(Data listing)
========
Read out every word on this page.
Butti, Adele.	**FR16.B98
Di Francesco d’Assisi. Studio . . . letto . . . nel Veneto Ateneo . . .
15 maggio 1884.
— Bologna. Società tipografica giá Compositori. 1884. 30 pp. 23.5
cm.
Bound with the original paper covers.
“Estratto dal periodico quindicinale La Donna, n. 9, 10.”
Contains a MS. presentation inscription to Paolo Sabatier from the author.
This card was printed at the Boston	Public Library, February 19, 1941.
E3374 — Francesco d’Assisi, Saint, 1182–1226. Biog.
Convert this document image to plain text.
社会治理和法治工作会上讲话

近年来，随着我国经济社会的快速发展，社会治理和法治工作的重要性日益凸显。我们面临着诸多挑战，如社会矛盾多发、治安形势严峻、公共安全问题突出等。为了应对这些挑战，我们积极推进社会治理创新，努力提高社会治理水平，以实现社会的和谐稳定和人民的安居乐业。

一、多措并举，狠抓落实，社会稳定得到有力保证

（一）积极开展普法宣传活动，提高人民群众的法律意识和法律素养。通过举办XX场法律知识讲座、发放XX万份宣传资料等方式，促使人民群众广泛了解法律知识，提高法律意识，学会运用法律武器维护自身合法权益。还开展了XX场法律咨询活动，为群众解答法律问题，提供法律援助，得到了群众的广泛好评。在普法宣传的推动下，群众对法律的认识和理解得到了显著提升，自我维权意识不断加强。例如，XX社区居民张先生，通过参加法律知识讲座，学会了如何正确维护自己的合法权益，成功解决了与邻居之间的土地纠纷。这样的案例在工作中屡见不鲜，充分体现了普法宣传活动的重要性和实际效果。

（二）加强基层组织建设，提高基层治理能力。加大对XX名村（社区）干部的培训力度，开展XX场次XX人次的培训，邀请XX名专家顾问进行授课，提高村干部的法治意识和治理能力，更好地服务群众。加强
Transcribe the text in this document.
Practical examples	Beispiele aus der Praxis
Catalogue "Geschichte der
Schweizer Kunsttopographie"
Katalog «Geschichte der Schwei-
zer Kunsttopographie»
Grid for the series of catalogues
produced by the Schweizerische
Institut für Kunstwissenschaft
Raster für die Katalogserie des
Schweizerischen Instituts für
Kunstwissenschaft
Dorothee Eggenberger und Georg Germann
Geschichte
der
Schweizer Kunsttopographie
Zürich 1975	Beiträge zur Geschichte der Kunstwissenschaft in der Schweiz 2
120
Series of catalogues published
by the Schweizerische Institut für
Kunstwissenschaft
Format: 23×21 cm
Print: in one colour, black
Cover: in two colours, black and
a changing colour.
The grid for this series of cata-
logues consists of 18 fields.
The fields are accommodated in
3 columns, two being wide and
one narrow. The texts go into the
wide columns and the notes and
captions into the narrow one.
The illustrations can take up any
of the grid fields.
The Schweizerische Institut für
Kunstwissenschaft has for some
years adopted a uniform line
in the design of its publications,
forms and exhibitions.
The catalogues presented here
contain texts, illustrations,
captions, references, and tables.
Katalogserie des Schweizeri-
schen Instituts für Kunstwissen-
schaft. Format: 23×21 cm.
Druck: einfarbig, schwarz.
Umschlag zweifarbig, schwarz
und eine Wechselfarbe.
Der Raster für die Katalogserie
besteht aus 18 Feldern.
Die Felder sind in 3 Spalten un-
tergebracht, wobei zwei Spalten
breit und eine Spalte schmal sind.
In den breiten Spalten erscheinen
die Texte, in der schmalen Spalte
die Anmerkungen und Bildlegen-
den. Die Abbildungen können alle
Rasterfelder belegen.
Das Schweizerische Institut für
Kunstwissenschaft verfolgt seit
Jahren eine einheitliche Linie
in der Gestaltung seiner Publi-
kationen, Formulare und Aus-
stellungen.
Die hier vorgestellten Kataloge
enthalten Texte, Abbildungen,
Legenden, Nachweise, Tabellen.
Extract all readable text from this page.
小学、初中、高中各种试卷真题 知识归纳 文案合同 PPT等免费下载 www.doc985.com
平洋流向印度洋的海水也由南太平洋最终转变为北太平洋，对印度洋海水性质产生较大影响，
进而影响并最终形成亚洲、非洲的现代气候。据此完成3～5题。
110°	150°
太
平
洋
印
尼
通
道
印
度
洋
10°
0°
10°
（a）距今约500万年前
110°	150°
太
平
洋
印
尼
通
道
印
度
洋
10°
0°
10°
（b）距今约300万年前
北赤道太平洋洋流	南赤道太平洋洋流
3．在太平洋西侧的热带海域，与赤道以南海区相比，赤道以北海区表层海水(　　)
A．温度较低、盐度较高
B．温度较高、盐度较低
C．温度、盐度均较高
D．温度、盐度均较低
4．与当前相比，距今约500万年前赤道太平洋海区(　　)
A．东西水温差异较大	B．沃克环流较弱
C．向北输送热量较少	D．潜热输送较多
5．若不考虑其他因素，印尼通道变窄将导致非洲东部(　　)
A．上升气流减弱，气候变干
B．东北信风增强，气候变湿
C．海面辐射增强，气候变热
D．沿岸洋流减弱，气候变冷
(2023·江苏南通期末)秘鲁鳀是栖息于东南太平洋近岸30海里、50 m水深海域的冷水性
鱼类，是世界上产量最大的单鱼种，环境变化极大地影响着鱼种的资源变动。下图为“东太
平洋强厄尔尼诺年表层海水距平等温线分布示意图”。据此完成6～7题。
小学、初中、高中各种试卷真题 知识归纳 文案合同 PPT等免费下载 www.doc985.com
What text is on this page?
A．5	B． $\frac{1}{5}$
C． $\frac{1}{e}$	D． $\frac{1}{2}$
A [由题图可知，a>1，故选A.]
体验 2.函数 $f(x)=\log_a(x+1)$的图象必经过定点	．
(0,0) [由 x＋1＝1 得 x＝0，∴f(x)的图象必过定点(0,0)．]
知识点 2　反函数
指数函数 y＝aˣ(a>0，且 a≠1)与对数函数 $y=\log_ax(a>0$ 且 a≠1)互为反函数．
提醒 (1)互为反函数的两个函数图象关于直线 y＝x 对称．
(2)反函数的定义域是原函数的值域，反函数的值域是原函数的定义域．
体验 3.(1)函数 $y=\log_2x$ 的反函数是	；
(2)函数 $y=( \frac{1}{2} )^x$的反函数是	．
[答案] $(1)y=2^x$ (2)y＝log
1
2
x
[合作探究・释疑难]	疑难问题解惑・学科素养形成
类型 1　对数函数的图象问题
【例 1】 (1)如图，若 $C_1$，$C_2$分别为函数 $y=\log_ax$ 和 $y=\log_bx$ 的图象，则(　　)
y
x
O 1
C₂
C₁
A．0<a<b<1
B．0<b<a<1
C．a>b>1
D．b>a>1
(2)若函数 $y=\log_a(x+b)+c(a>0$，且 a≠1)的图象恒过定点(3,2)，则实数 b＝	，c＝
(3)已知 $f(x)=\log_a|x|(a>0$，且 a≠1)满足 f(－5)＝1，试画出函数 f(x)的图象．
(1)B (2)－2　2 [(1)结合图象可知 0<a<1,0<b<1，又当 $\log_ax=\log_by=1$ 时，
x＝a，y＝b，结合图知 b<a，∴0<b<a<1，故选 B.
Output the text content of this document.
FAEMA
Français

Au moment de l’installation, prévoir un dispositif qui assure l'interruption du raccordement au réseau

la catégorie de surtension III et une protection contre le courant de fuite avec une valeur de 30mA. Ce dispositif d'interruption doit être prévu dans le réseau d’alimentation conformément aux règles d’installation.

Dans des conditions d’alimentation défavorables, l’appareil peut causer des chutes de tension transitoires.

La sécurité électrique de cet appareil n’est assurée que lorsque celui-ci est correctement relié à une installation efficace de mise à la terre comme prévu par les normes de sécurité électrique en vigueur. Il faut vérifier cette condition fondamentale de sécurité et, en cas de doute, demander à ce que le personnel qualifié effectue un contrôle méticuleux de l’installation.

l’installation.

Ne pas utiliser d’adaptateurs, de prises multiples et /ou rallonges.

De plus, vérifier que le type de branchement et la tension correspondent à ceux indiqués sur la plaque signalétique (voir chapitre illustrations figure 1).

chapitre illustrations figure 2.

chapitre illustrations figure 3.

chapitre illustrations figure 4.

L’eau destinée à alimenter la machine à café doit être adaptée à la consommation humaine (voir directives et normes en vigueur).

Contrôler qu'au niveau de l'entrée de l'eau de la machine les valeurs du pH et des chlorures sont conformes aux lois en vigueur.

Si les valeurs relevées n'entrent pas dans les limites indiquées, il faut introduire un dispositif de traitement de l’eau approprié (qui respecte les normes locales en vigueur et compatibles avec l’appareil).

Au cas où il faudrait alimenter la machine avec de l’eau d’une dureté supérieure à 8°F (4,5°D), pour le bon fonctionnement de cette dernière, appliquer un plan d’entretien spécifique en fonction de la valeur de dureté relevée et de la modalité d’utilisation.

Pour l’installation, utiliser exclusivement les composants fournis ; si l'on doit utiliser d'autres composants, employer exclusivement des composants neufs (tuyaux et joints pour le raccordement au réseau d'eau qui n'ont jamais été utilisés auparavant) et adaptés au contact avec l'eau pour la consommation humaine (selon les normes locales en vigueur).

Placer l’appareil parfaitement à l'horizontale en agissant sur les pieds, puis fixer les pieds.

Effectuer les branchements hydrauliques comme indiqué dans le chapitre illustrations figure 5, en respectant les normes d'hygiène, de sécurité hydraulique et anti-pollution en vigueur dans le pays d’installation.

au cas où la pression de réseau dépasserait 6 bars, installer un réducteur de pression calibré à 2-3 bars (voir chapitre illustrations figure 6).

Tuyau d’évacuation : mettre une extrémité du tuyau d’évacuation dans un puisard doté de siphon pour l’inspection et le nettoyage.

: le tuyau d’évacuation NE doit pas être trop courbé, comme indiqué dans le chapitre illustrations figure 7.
========
◆ Exercise goal: Extract every line that has the string "appareil" in it.

◆ Exercise output:
Dans des conditions d’alimentation défavorables, l’appareil peut causer des chutes de tension transitoires.
La sécurité électrique de cet appareil n’est assurée que lorsque celui-ci est correctement relié à une installation efficace de mise à la terre comme prévu par les normes de sécurité électrique en vigueur. Il faut vérifier cette condition fondamentale de sécurité et, en cas de doute, demander à ce que le personnel qualifié effectue un contrôle méticuleux de l’installation.
Si les valeurs relevées n'entrent pas dans les limites indiquées, il faut introduire un dispositif de traitement de l’eau approprié (qui respecte les normes locales en vigueur et compatibles avec l’appareil).
Placer l’appareil parfaitement à l'horizontale en agissant sur les pieds, puis fixer les pieds.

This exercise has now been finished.